*EXERCISE REQUIREMENTS*.
Continue the passage below about the Russell Review and the Climategate emails, starting right after its final sentence.

*SOURCE EXTRACT*.

--

On 1 March 2010  the Science and Technology Committee of the House of Commons heard from the University, Sir Muir Russell and the UK’s Chief Scientist, Professor John Beddington, who said:

There is cause for concern, but I think the key about this is that Muir Russell is going to be doing a detailed and comprehensive study, he is going to look at emails in context—and we all know how things can be taken out of context—and I would like to be able to have a judgment made by Muir Russell and his team, who I have complete trust in.

The Russell Report, when eventually published, exculpated the members of the Climatic Research Unit stating, “we find that their rigour and honesty as scientists are not in doubt.” There was, however, much criticism of the Review, which one MP member of the Select Committee described as beyond parody. The Review had not conducted any of its interviews in public nor interviewed any critics of the university. Within days of publishing its Report together with some obscure but critical evidence, the Review team endeavoured to block freedom of information requests to all its working documents by deleting its emails from the server at the University of Edinburgh, which was subject to the Environmental Information Regulations.

In this electronic age, with emails widely copied, it is not always easy to entirely block freedom of information requests and, in the months that followed, evidence has trickled out to show that the Russell Review was even less independent and objective than its worst critics suspected. In reality, it was undertaken by academic friends of the university, at its expense and under its close supervision. It had seriously tampered with at least one public evidence submission. It became known that among the almost £300,000 that the university spent on the Review, almost £9,000 was paid to the Norfolk Police.

It is not usual for the police to charge victims for investigating alleged crimes and it has recently emerged that the payment was for subcontractors employed by the police to extract all of the emails of the three most important scientists from the back-up server that had been seized by the police after the university had reported the unauthorised release of some of them. The reason for this was as Professor Beddington told MPs to allow the Review “to look at emails in context”. This is confirmed in the Review Report which states,

Recognising that the e-mails improperly released into the public domain represent only a tiny fraction (less than 0.3%) of the e-mails archived by the key individuals in the CRU, the Review team sought to set these in context. The backup server (CRUBACK3) had been taken as evidence by the police as part of their own investigation and was held by police contracted forensic investigators. A full context could only be established by some form of access to the information held on this server.

For this access the university agreed to pay £8,910 plus VAT. For this sum another expert, retained by the Review at the University’s expense, received all the emails of the key scientists on three so-called “thumb drives” or “memory sticks”. The expert, Professor Peter Sommer, reported “The emails as provided to me are in the format of an email programme called “Thunderbird”. This is a comparatively well known programme at least among computer specialists.

Now one would imagine that the Review could easily prove that the most damaging of the leaked Climategate emails were indeed taken out of context. In the case of the infamous “hide the decline” they could show the other emails traffic of the same time period and put it into its proper context. In the case of the email asking a colleague to delete emails that were subject to a freedom of information request the Review team could now do the same.

--

*COLLECTED MATERIAL*.
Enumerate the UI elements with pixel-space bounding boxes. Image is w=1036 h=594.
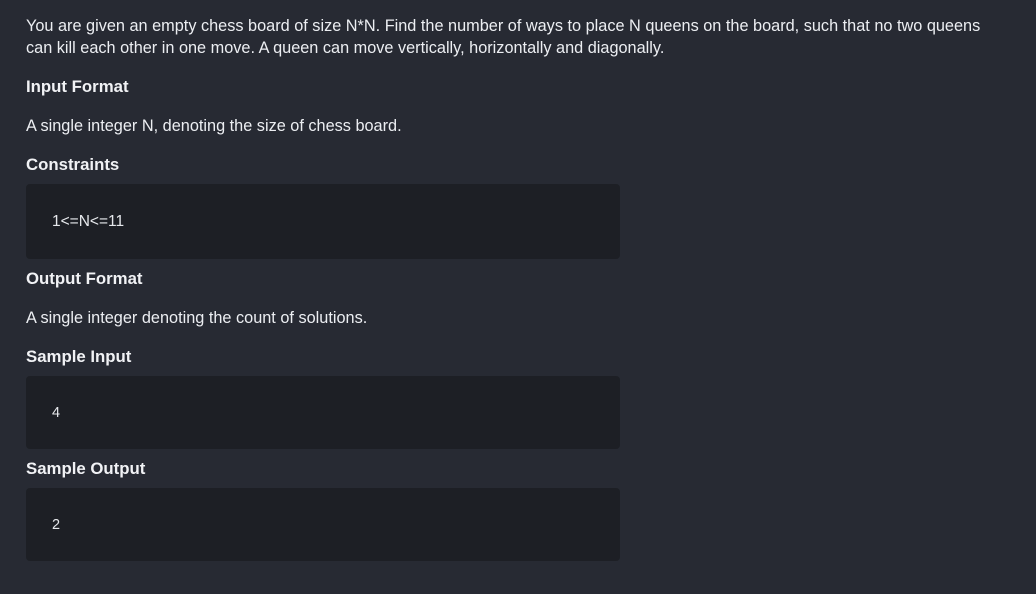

--

*TASK ANSWER*.
If it was true that emails were taken out of context the Review team could make a strong case with just a couple of examples, but they did not because, as Review Report states,

“It would introduce significant delay to the publication of the Review‘s report.”

To be fair, Professor Sommer does say in his report,

The processes of analysis to identify (and then review) additional email traffic which might be associated with the issues which are the subject of the allegations which have been levelled against CRU, is likely to take at least several weeks. It would be for the Review Team and the University to determine whether the cost, inevitable time delays and (at this time) uncertain outcomes could be justified

There were, before this week and Climategate 2, good reasons to take both what the Review and the Professor wrote with a large pinch of salt. The Review Report had been promised for early spring 2010 and the Professor only received the thumb drives on 14 May 2010, but after spending £9000 to get all of them, surely putting one or two of them into their context could have been done in plenty of time to finish the report by the end of June 2010.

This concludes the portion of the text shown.